Problem statement:
Reproduce each line bearing the word "Times".

(Stored data entries)
____________________

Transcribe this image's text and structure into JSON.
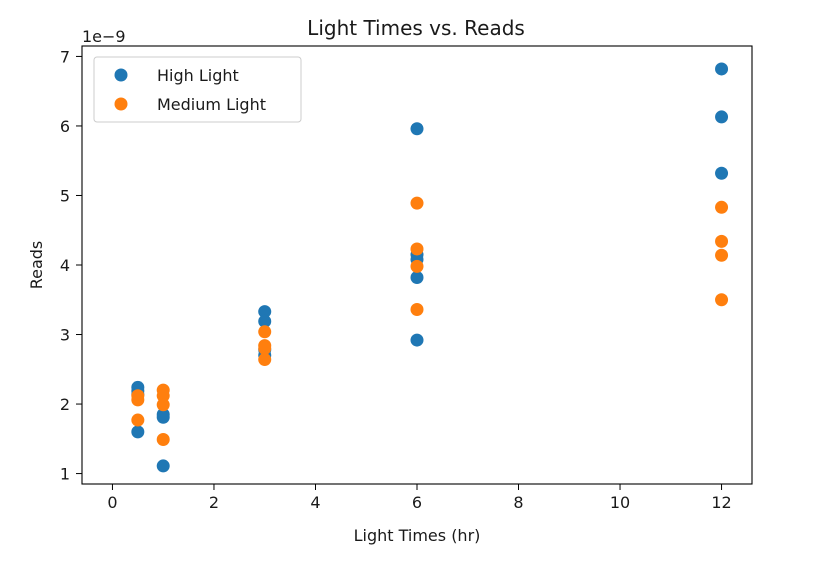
{
  "chart_data": {
    "type": "scatter",
    "title": "Light Times vs. Reads",
    "xlabel": "Light Times (hr)",
    "ylabel": "Reads",
    "offset_text": "1e−9",
    "xlim": [
      -0.6,
      12.6
    ],
    "ylim": [
      0.85,
      7.15
    ],
    "xticks": [
      0,
      2,
      4,
      6,
      8,
      10,
      12
    ],
    "yticks": [
      1,
      2,
      3,
      4,
      5,
      6,
      7
    ],
    "grid": false,
    "legend_position": "top-left",
    "series": [
      {
        "name": "High Light",
        "color": "#1f77b4",
        "points": [
          {
            "x": 0.5,
            "y": 2.24
          },
          {
            "x": 0.5,
            "y": 2.19
          },
          {
            "x": 0.5,
            "y": 2.14
          },
          {
            "x": 0.5,
            "y": 1.6
          },
          {
            "x": 1,
            "y": 1.85
          },
          {
            "x": 1,
            "y": 1.81
          },
          {
            "x": 1,
            "y": 1.11
          },
          {
            "x": 3,
            "y": 3.33
          },
          {
            "x": 3,
            "y": 3.19
          },
          {
            "x": 3,
            "y": 2.78
          },
          {
            "x": 3,
            "y": 2.7
          },
          {
            "x": 6,
            "y": 5.96
          },
          {
            "x": 6,
            "y": 4.15
          },
          {
            "x": 6,
            "y": 4.08
          },
          {
            "x": 6,
            "y": 3.82
          },
          {
            "x": 6,
            "y": 2.92
          },
          {
            "x": 12,
            "y": 6.82
          },
          {
            "x": 12,
            "y": 6.13
          },
          {
            "x": 12,
            "y": 5.32
          }
        ]
      },
      {
        "name": "Medium Light",
        "color": "#ff7f0e",
        "points": [
          {
            "x": 0.5,
            "y": 2.12
          },
          {
            "x": 0.5,
            "y": 2.06
          },
          {
            "x": 0.5,
            "y": 1.77
          },
          {
            "x": 1,
            "y": 2.2
          },
          {
            "x": 1,
            "y": 2.12
          },
          {
            "x": 1,
            "y": 1.99
          },
          {
            "x": 1,
            "y": 1.49
          },
          {
            "x": 3,
            "y": 3.04
          },
          {
            "x": 3,
            "y": 2.84
          },
          {
            "x": 3,
            "y": 2.8
          },
          {
            "x": 3,
            "y": 2.64
          },
          {
            "x": 6,
            "y": 4.89
          },
          {
            "x": 6,
            "y": 4.23
          },
          {
            "x": 6,
            "y": 3.98
          },
          {
            "x": 6,
            "y": 3.36
          },
          {
            "x": 12,
            "y": 4.83
          },
          {
            "x": 12,
            "y": 4.34
          },
          {
            "x": 12,
            "y": 4.14
          },
          {
            "x": 12,
            "y": 3.5
          }
        ]
      }
    ]
  }
}
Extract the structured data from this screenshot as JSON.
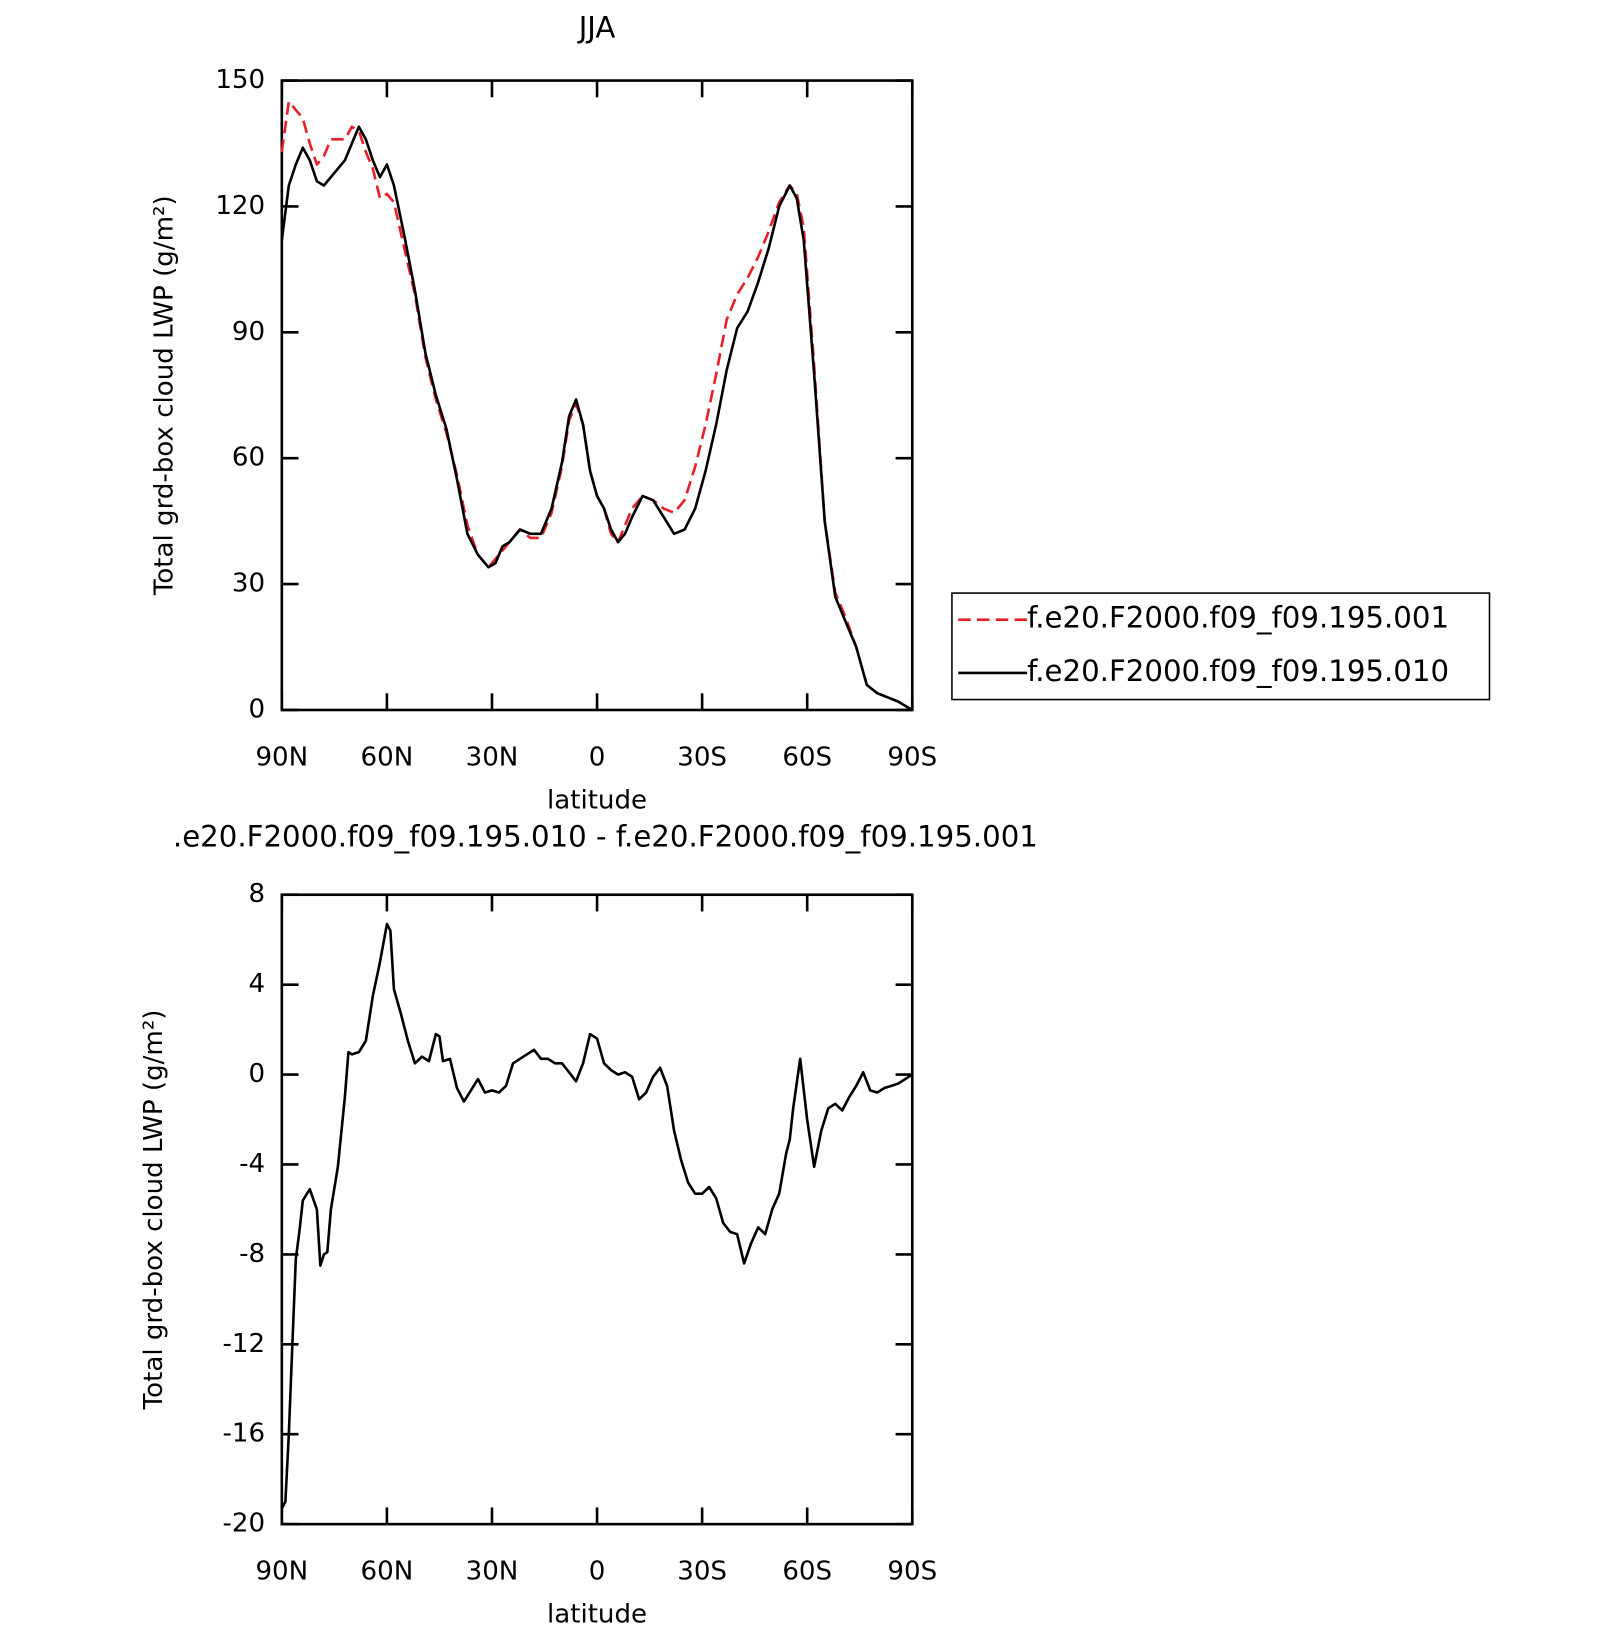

____________________

Solution to the exercise:
    "title": "Light Times vs. Reads",
    "xlabel": "Light Times (hr)",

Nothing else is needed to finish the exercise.